(Saved entries)

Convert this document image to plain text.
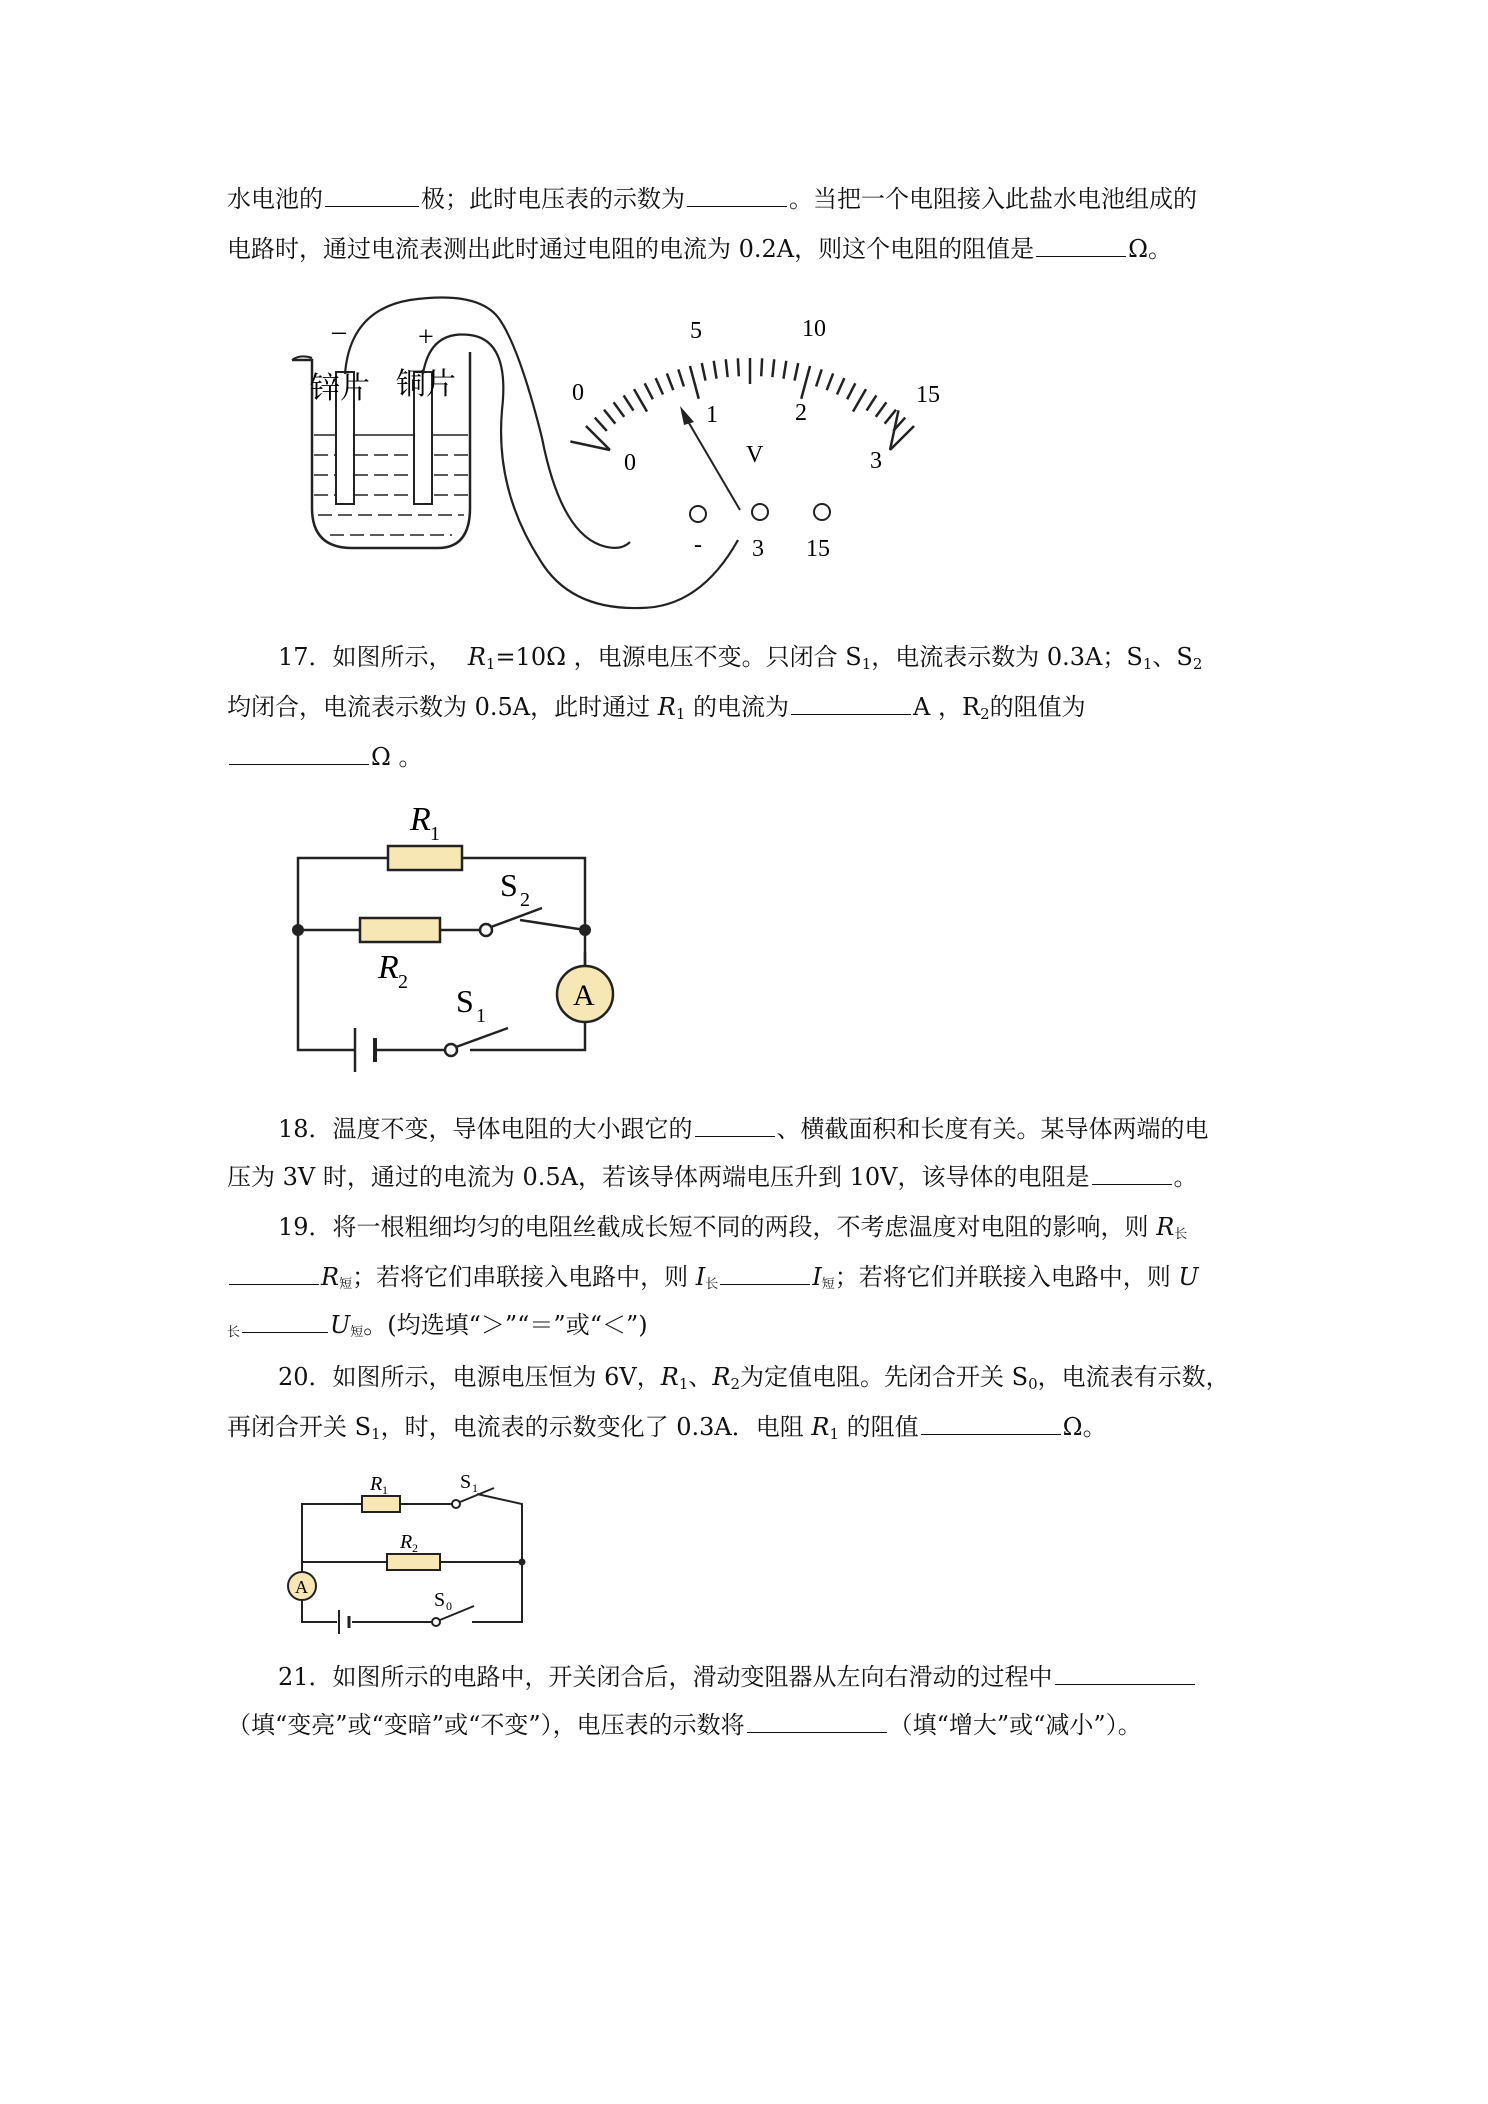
水电池的	极；此时电压表的示数为	。当把一个电阻接入此盐水电池组成的
电路时，通过电流表测出此时通过电阻的电流为 0.2A，则这个电阻的阻值是	Ω。
–	+
锌片 铜片	0
5	10
15
0
1	2
3
V
- 3 15
17．如图所示， $R_1=10\Omega$ ，电源电压不变。只闭合 $S_1$，电流表示数为 0.3A；$S_1$、$S_2$
均闭合，电流表示数为 0.5A，此时通过 $R_1$ 的电流为	A ，$R_2$的阻值为
Ω 。
A
R 1
S 2
R 2
S 1
18．温度不变，导体电阻的大小跟它的	、横截面积和长度有关。某导体两端的电
压为 3V 时，通过的电流为 0.5A，若该导体两端电压升到 10V，该导体的电阻是	。
19．将一根粗细均匀的电阻丝截成长短不同的两段，不考虑温度对电阻的影响，则 R长
R短；若将它们串联接入电路中，则 I长	I短；若将它们并联接入电路中，则 U
长	U短。(均选填“＞”“＝”或“＜”)
20．如图所示，电源电压恒为 6V，$R_1$、$R_2$为定值电阻。先闭合开关 $S_0$，电流表有示数，
再闭合开关 $S_1$，时，电流表的示数变化了 0.3A．电阻 $R_1$ 的阻值	Ω。
A
R 1	S 1
R 2
S 0
21．如图所示的电路中，开关闭合后，滑动变阻器从左向右滑动的过程中
（填“变亮”或“变暗”或“不变”），电压表的示数将	（填“增大”或“减小”）。
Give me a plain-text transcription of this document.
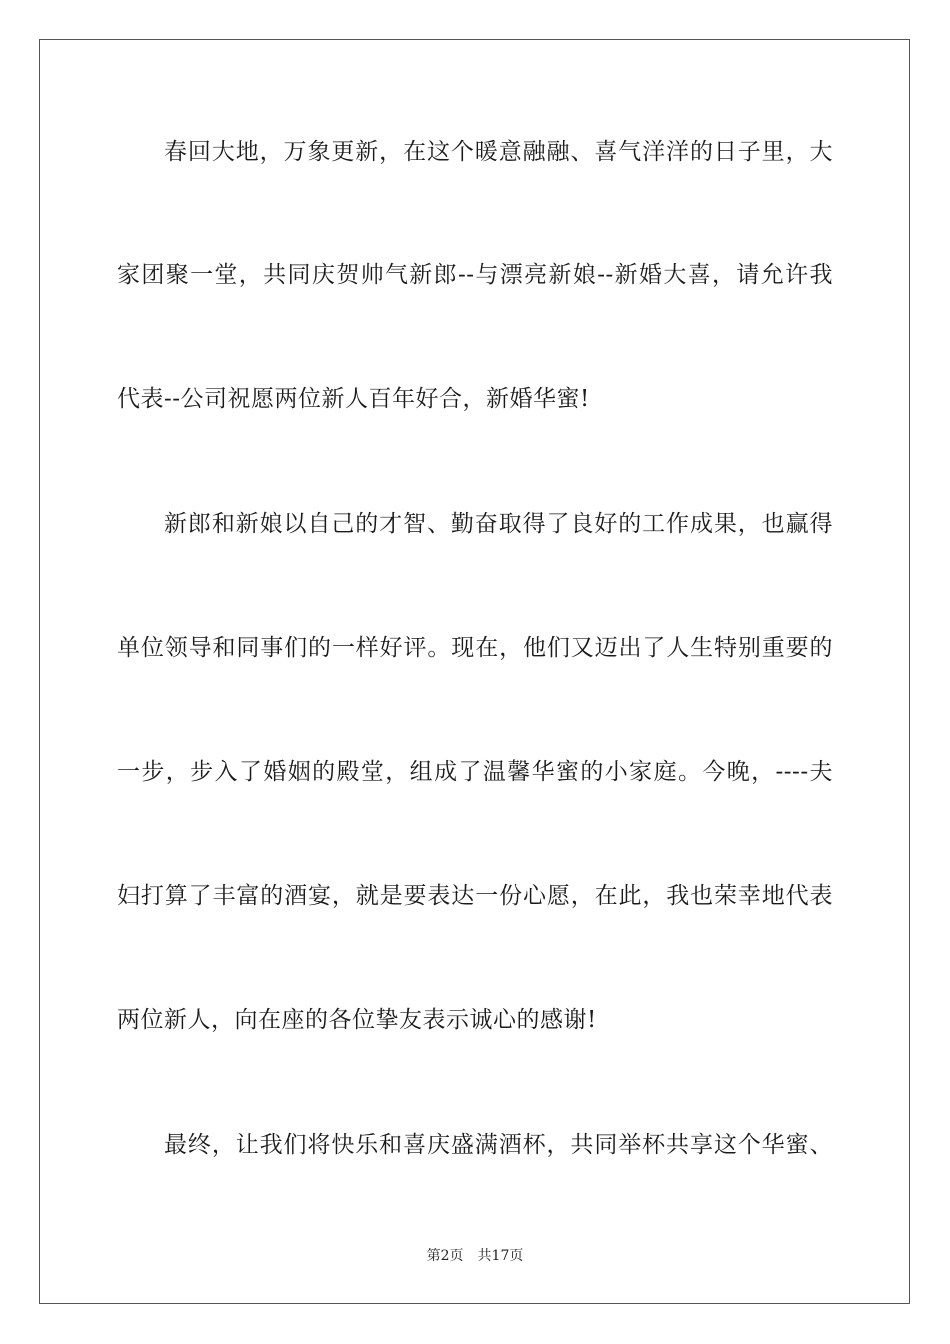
春回大地，万象更新，在这个暖意融融、喜气洋洋的日子里，大
家团聚一堂，共同庆贺帅气新郎--与漂亮新娘--新婚大喜，请允许我
代表--公司祝愿两位新人百年好合，新婚华蜜!
新郎和新娘以自己的才智、勤奋取得了良好的工作成果，也赢得
单位领导和同事们的一样好评。现在，他们又迈出了人生特别重要的
一步，步入了婚姻的殿堂，组成了温馨华蜜的小家庭。今晚，----夫
妇打算了丰富的酒宴，就是要表达一份心愿，在此，我也荣幸地代表
两位新人，向在座的各位挚友表示诚心的感谢!
最终，让我们将快乐和喜庆盛满酒杯，共同举杯共享这个华蜜、
第2页 共17页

- _Problem_: Exact duplication of all the records is required; pictures are omitted from the copy.

- _Exercise response_:
Convert this document image to plain text.
水电池的	极；此时电压表的示数为	。当把一个电阻接入此盐水电池组成的
电路时，通过电流表测出此时通过电阻的电流为 0.2A，则这个电阻的阻值是	Ω。
–	+
锌片 铜片	0
5	10
15
0
1	2
3
V
- 3 15
17．如图所示， $R_1=10\Omega$ ，电源电压不变。只闭合 $S_1$，电流表示数为 0.3A；$S_1$、$S_2$
均闭合，电流表示数为 0.5A，此时通过 $R_1$ 的电流为	A ，$R_2$的阻值为
Ω 。
A
R 1
S 2
R 2
S 1
18．温度不变，导体电阻的大小跟它的	、横截面积和长度有关。某导体两端的电
压为 3V 时，通过的电流为 0.5A，若该导体两端电压升到 10V，该导体的电阻是	。
19．将一根粗细均匀的电阻丝截成长短不同的两段，不考虑温度对电阻的影响，则 R长
R短；若将它们串联接入电路中，则 I长	I短；若将它们并联接入电路中，则 U
长	U短。(均选填“＞”“＝”或“＜”)
20．如图所示，电源电压恒为 6V，$R_1$、$R_2$为定值电阻。先闭合开关 $S_0$，电流表有示数，
再闭合开关 $S_1$，时，电流表的示数变化了 0.3A．电阻 $R_1$ 的阻值	Ω。
A
R 1	S 1
R 2
S 0
21．如图所示的电路中，开关闭合后，滑动变阻器从左向右滑动的过程中
（填“变亮”或“变暗”或“不变”），电压表的示数将	（填“增大”或“减小”）。
Give me a plain-text transcription of this document.
春回大地，万象更新，在这个暖意融融、喜气洋洋的日子里，大
家团聚一堂，共同庆贺帅气新郎--与漂亮新娘--新婚大喜，请允许我
代表--公司祝愿两位新人百年好合，新婚华蜜!
新郎和新娘以自己的才智、勤奋取得了良好的工作成果，也赢得
单位领导和同事们的一样好评。现在，他们又迈出了人生特别重要的
一步，步入了婚姻的殿堂，组成了温馨华蜜的小家庭。今晚，----夫
妇打算了丰富的酒宴，就是要表达一份心愿，在此，我也荣幸地代表
两位新人，向在座的各位挚友表示诚心的感谢!
最终，让我们将快乐和喜庆盛满酒杯，共同举杯共享这个华蜜、
第2页 共17页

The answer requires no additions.